• **To do**
Each entry below must be repeated word for word.
** START **
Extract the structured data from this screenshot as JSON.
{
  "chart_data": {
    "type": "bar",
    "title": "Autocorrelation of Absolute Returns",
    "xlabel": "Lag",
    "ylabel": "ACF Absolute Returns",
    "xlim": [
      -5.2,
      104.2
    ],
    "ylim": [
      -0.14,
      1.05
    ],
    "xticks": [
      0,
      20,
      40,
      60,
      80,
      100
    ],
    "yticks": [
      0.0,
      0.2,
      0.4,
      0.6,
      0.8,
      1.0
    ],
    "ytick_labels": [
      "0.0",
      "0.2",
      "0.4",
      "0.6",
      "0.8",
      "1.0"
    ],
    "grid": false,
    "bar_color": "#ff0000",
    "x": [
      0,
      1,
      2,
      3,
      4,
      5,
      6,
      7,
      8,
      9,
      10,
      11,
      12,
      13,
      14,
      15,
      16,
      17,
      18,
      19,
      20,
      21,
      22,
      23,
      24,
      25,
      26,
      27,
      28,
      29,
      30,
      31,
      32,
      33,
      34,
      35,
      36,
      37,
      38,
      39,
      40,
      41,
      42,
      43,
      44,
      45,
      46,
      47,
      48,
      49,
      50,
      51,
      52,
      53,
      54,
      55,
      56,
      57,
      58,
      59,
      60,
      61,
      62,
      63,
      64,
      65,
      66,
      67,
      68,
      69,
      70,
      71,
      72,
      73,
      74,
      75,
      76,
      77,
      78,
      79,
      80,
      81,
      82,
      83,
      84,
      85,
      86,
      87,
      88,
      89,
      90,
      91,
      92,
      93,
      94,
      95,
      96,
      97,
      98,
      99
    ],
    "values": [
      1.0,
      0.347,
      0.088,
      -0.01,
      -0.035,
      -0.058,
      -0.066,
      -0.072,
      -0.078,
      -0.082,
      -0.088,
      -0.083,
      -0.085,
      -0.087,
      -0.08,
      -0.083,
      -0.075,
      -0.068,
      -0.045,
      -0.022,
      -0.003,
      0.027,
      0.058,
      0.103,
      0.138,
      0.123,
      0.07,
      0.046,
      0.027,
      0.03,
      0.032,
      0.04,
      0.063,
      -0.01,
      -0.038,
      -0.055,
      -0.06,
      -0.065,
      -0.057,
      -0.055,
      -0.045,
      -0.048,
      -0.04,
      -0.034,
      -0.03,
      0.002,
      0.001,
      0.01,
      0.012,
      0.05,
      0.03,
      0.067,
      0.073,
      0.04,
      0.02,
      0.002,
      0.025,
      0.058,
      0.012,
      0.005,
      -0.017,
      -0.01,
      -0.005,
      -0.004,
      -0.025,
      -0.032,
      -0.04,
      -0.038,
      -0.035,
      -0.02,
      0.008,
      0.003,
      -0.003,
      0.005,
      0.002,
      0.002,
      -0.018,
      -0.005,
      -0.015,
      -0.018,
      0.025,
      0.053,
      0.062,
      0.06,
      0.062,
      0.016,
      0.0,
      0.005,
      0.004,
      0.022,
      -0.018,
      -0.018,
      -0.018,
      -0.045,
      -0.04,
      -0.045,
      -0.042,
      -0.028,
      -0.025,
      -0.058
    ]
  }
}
** END **
• **Correct result**
Extract the structured data from this screenshot as JSON.
{
  "chart_data": {
    "type": "bar",
    "title": "Autocorrelation of Absolute Returns",
    "xlabel": "Lag",
    "ylabel": "ACF Absolute Returns",
    "xlim": [
      -5.2,
      104.2
    ],
    "ylim": [
      -0.14,
      1.05
    ],
    "xticks": [
      0,
      20,
      40,
      60,
      80,
      100
    ],
    "yticks": [
      0.0,
      0.2,
      0.4,
      0.6,
      0.8,
      1.0
    ],
    "ytick_labels": [
      "0.0",
      "0.2",
      "0.4",
      "0.6",
      "0.8",
      "1.0"
    ],
    "grid": false,
    "bar_color": "#ff0000",
    "x": [
      0,
      1,
      2,
      3,
      4,
      5,
      6,
      7,
      8,
      9,
      10,
      11,
      12,
      13,
      14,
      15,
      16,
      17,
      18,
      19,
      20,
      21,
      22,
      23,
      24,
      25,
      26,
      27,
      28,
      29,
      30,
      31,
      32,
      33,
      34,
      35,
      36,
      37,
      38,
      39,
      40,
      41,
      42,
      43,
      44,
      45,
      46,
      47,
      48,
      49,
      50,
      51,
      52,
      53,
      54,
      55,
      56,
      57,
      58,
      59,
      60,
      61,
      62,
      63,
      64,
      65,
      66,
      67,
      68,
      69,
      70,
      71,
      72,
      73,
      74,
      75,
      76,
      77,
      78,
      79,
      80,
      81,
      82,
      83,
      84,
      85,
      86,
      87,
      88,
      89,
      90,
      91,
      92,
      93,
      94,
      95,
      96,
      97,
      98,
      99
    ],
    "values": [
      1.0,
      0.347,
      0.088,
      -0.01,
      -0.035,
      -0.058,
      -0.066,
      -0.072,
      -0.078,
      -0.082,
      -0.088,
      -0.083,
      -0.085,
      -0.087,
      -0.08,
      -0.083,
      -0.075,
      -0.068,
      -0.045,
      -0.022,
      -0.003,
      0.027,
      0.058,
      0.103,
      0.138,
      0.123,
      0.07,
      0.046,
      0.027,
      0.03,
      0.032,
      0.04,
      0.063,
      -0.01,
      -0.038,
      -0.055,
      -0.06,
      -0.065,
      -0.057,
      -0.055,
      -0.045,
      -0.048,
      -0.04,
      -0.034,
      -0.03,
      0.002,
      0.001,
      0.01,
      0.012,
      0.05,
      0.03,
      0.067,
      0.073,
      0.04,
      0.02,
      0.002,
      0.025,
      0.058,
      0.012,
      0.005,
      -0.017,
      -0.01,
      -0.005,
      -0.004,
      -0.025,
      -0.032,
      -0.04,
      -0.038,
      -0.035,
      -0.02,
      0.008,
      0.003,
      -0.003,
      0.005,
      0.002,
      0.002,
      -0.018,
      -0.005,
      -0.015,
      -0.018,
      0.025,
      0.053,
      0.062,
      0.06,
      0.062,
      0.016,
      0.0,
      0.005,
      0.004,
      0.022,
      -0.018,
      -0.018,
      -0.018,
      -0.045,
      -0.04,
      -0.045,
      -0.042,
      -0.028,
      -0.025,
      -0.058
    ]
  }
}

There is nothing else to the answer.